=== Exercise aim ===
Pictures in the records should not be copied, but every other part must be repeated exactly.

Entries taken from a collection
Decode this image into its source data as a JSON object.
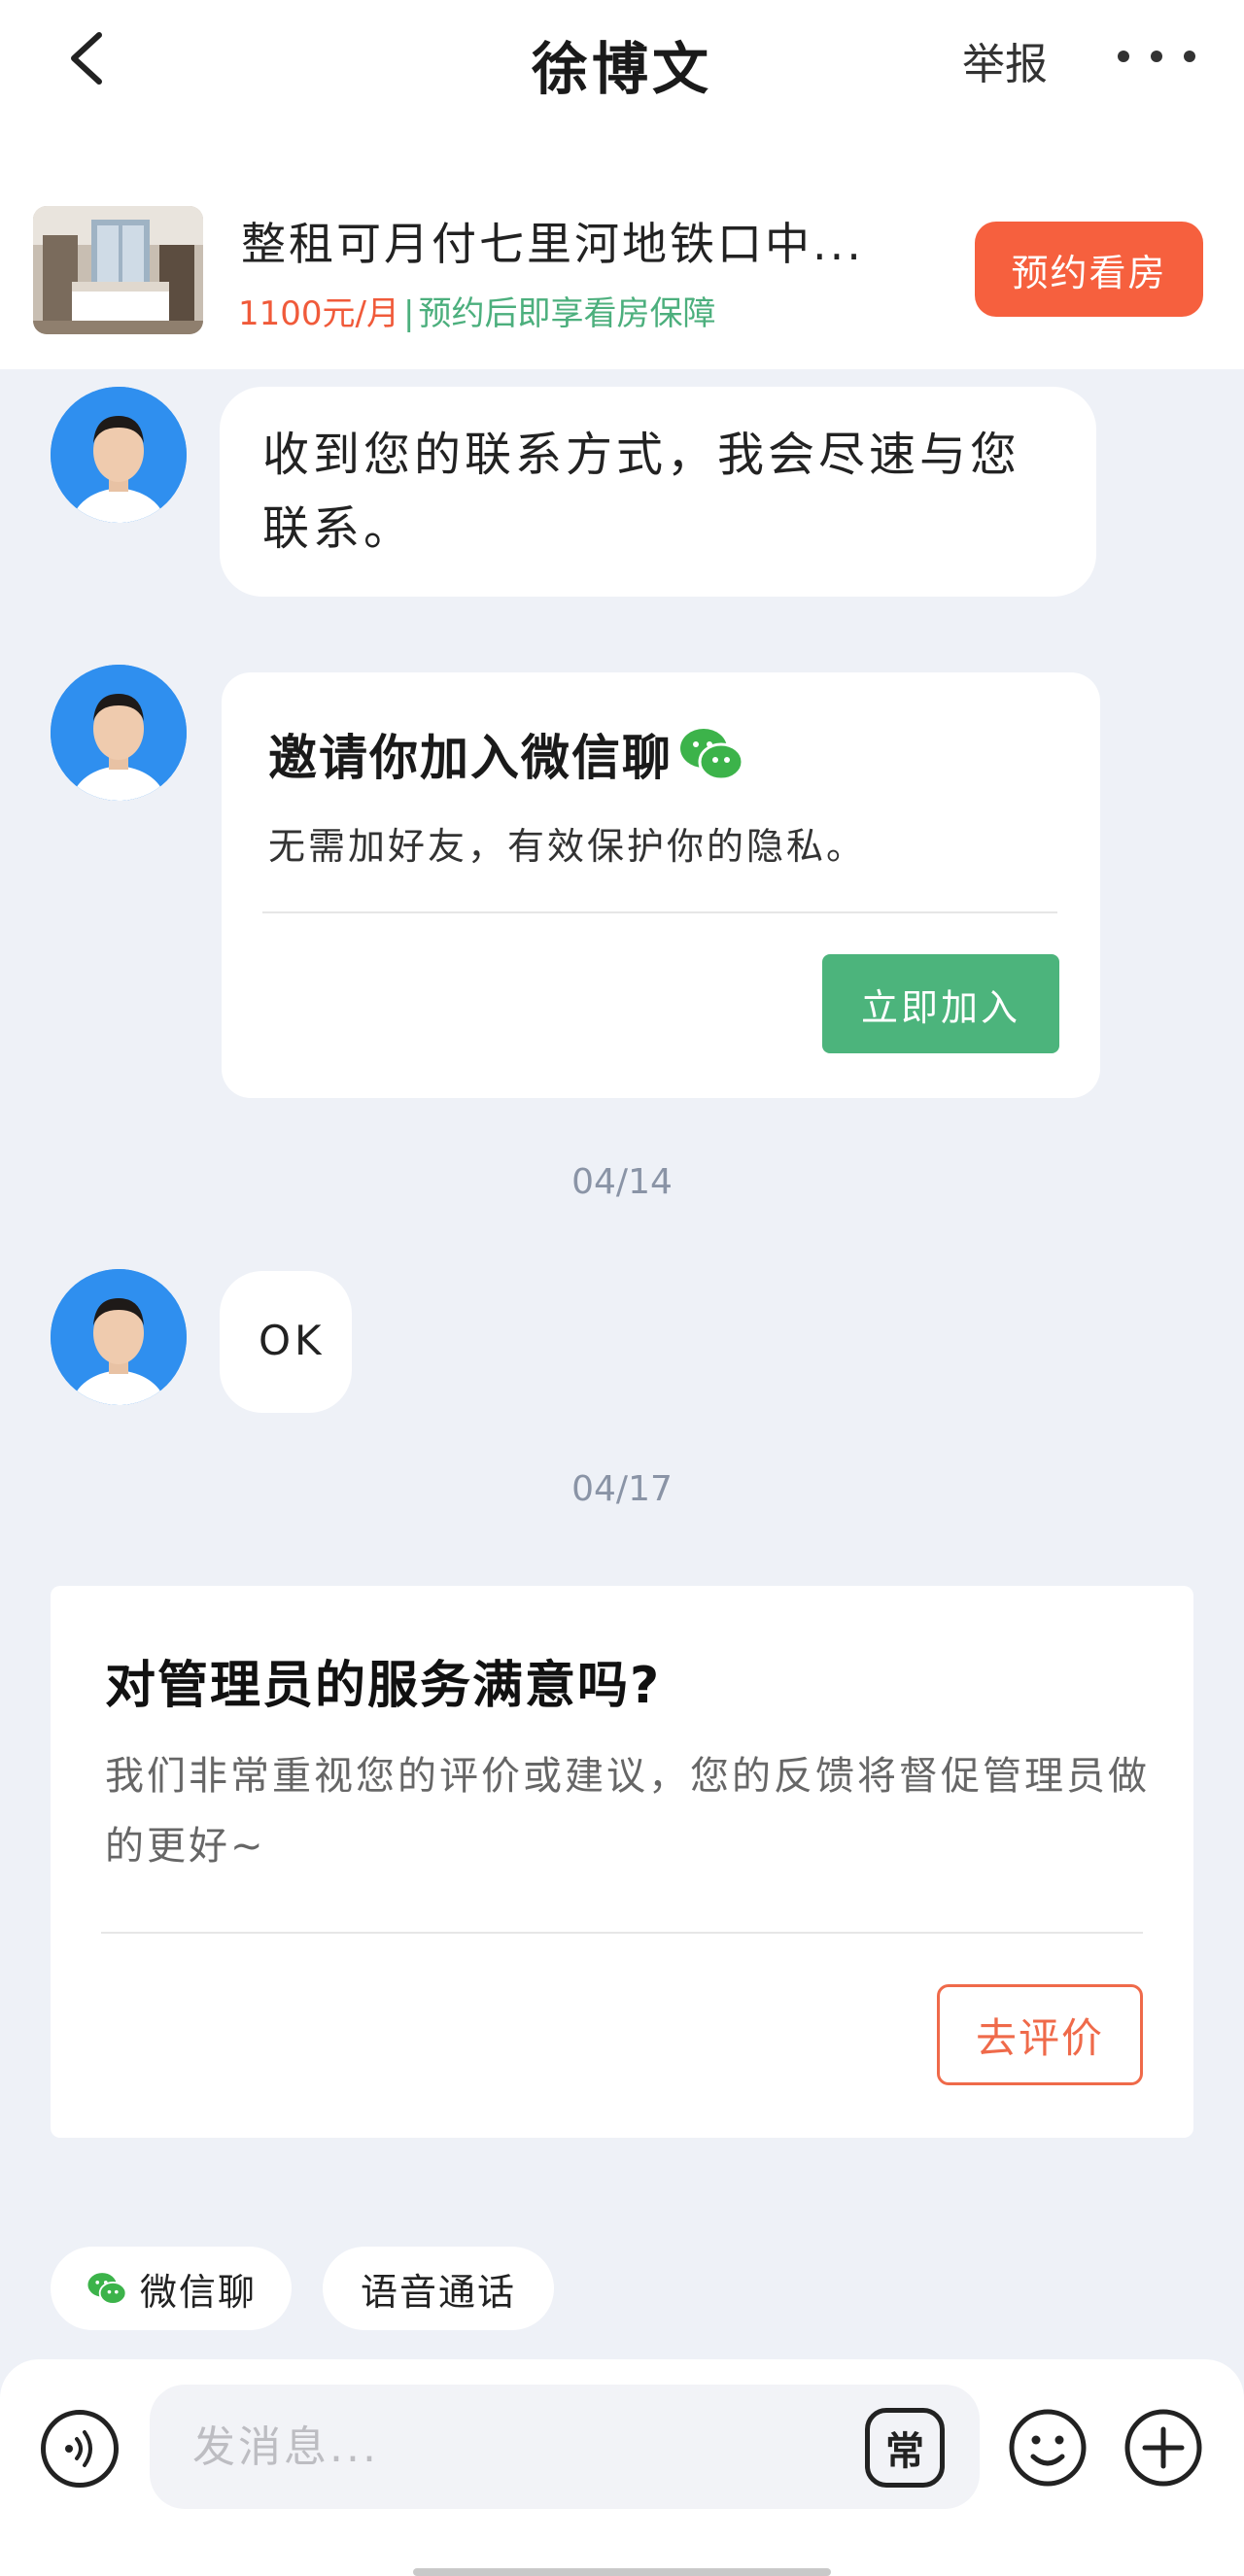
{
  "header": {
    "title": "徐博文",
    "report_label": "举报"
  },
  "listing": {
    "title": "整租可月付七里河地铁口中...",
    "price": "1100元/月",
    "separator": "|",
    "guarantee": "预约后即享看房保障",
    "book_button": "预约看房"
  },
  "messages": {
    "contact_reply": "收到您的联系方式，我会尽速与您联系。",
    "wechat_card": {
      "title": "邀请你加入微信聊",
      "desc": "无需加好友，有效保护你的隐私。",
      "button": "立即加入"
    },
    "date_1": "04/14",
    "ok_reply": "OK",
    "date_2": "04/17"
  },
  "survey": {
    "title": "对管理员的服务满意吗?",
    "desc": "我们非常重视您的评价或建议，您的反馈将督促管理员做的更好~",
    "button": "去评价"
  },
  "quick_actions": {
    "wechat": "微信聊",
    "voice_call": "语音通话"
  },
  "composer": {
    "placeholder": "发消息...",
    "common_phrases": "常"
  },
  "colors": {
    "accent_orange": "#f6603e",
    "accent_green": "#4cb47c",
    "background": "#eef1f7"
  }
}
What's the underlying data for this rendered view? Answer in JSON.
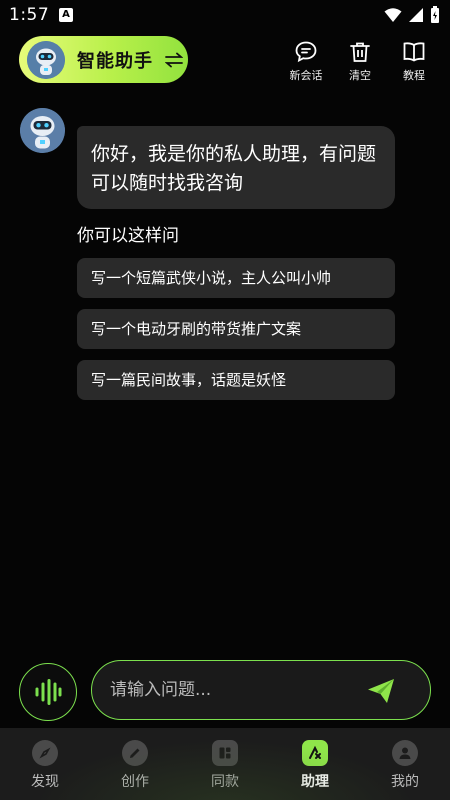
{
  "status_bar": {
    "time": "1:57",
    "notif_letter": "A"
  },
  "header": {
    "assistant_name": "智能助手",
    "actions": [
      {
        "label": "新会话",
        "icon": "new-chat-icon"
      },
      {
        "label": "清空",
        "icon": "trash-icon"
      },
      {
        "label": "教程",
        "icon": "book-icon"
      }
    ]
  },
  "chat": {
    "greeting_line1": "你好，我是你的私人助理，有问题",
    "greeting_line2": "可以随时找我咨询",
    "suggest_heading": "你可以这样问",
    "suggestions": [
      "写一个短篇武侠小说，主人公叫小帅",
      "写一个电动牙刷的带货推广文案",
      "写一篇民间故事，话题是妖怪"
    ]
  },
  "input": {
    "placeholder": "请输入问题..."
  },
  "nav": {
    "items": [
      {
        "label": "发现",
        "icon": "compass-icon"
      },
      {
        "label": "创作",
        "icon": "pencil-icon"
      },
      {
        "label": "同款",
        "icon": "grid-icon"
      },
      {
        "label": "助理",
        "icon": "assistant-icon",
        "active": true
      },
      {
        "label": "我的",
        "icon": "user-icon"
      }
    ]
  },
  "colors": {
    "accent": "#8fe54a",
    "background": "#050505",
    "bubble": "#2a2a2a"
  }
}
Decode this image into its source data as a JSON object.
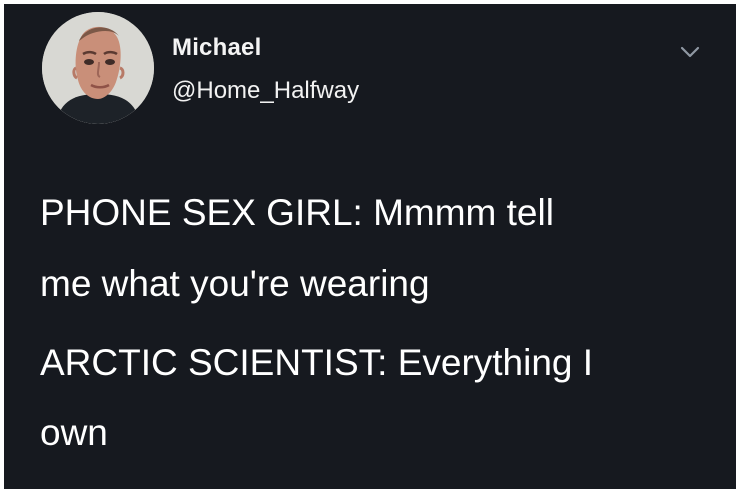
{
  "user": {
    "name": "Michael",
    "handle": "@Home_Halfway"
  },
  "icons": {
    "menu": "chevron-down-icon",
    "avatar": "avatar"
  },
  "tweet": {
    "lines": [
      "PHONE SEX GIRL: Mmmm tell",
      "me what you're wearing",
      "ARCTIC SCIENTIST: Everything I",
      "own"
    ]
  },
  "colors": {
    "background": "#16191f",
    "text": "#ffffff",
    "muted": "#8f98a3"
  }
}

=== Expected output ===
Decode this image into its source data as a JSON object.
{
  "header": {
    "title": "徐博文",
    "report_label": "举报"
  },
  "listing": {
    "title": "整租可月付七里河地铁口中...",
    "price": "1100元/月",
    "separator": "|",
    "guarantee": "预约后即享看房保障",
    "book_button": "预约看房"
  },
  "messages": {
    "contact_reply": "收到您的联系方式，我会尽速与您联系。",
    "wechat_card": {
      "title": "邀请你加入微信聊",
      "desc": "无需加好友，有效保护你的隐私。",
      "button": "立即加入"
    },
    "date_1": "04/14",
    "ok_reply": "OK",
    "date_2": "04/17"
  },
  "survey": {
    "title": "对管理员的服务满意吗?",
    "desc": "我们非常重视您的评价或建议，您的反馈将督促管理员做的更好~",
    "button": "去评价"
  },
  "quick_actions": {
    "wechat": "微信聊",
    "voice_call": "语音通话"
  },
  "composer": {
    "placeholder": "发消息...",
    "common_phrases": "常"
  },
  "colors": {
    "accent_orange": "#f6603e",
    "accent_green": "#4cb47c",
    "background": "#eef1f7"
  }
}
What's the underlying data for this rendered view? Answer in JSON.
{
  "status_bar": {
    "time": "1:57",
    "notif_letter": "A"
  },
  "header": {
    "assistant_name": "智能助手",
    "actions": [
      {
        "label": "新会话",
        "icon": "new-chat-icon"
      },
      {
        "label": "清空",
        "icon": "trash-icon"
      },
      {
        "label": "教程",
        "icon": "book-icon"
      }
    ]
  },
  "chat": {
    "greeting_line1": "你好，我是你的私人助理，有问题",
    "greeting_line2": "可以随时找我咨询",
    "suggest_heading": "你可以这样问",
    "suggestions": [
      "写一个短篇武侠小说，主人公叫小帅",
      "写一个电动牙刷的带货推广文案",
      "写一篇民间故事，话题是妖怪"
    ]
  },
  "input": {
    "placeholder": "请输入问题..."
  },
  "nav": {
    "items": [
      {
        "label": "发现",
        "icon": "compass-icon"
      },
      {
        "label": "创作",
        "icon": "pencil-icon"
      },
      {
        "label": "同款",
        "icon": "grid-icon"
      },
      {
        "label": "助理",
        "icon": "assistant-icon",
        "active": true
      },
      {
        "label": "我的",
        "icon": "user-icon"
      }
    ]
  },
  "colors": {
    "accent": "#8fe54a",
    "background": "#050505",
    "bubble": "#2a2a2a"
  }
}
Decode this image into its source data as a JSON object.
{
  "user": {
    "name": "Michael",
    "handle": "@Home_Halfway"
  },
  "icons": {
    "menu": "chevron-down-icon",
    "avatar": "avatar"
  },
  "tweet": {
    "lines": [
      "PHONE SEX GIRL: Mmmm tell",
      "me what you're wearing",
      "ARCTIC SCIENTIST: Everything I",
      "own"
    ]
  },
  "colors": {
    "background": "#16191f",
    "text": "#ffffff",
    "muted": "#8f98a3"
  }
}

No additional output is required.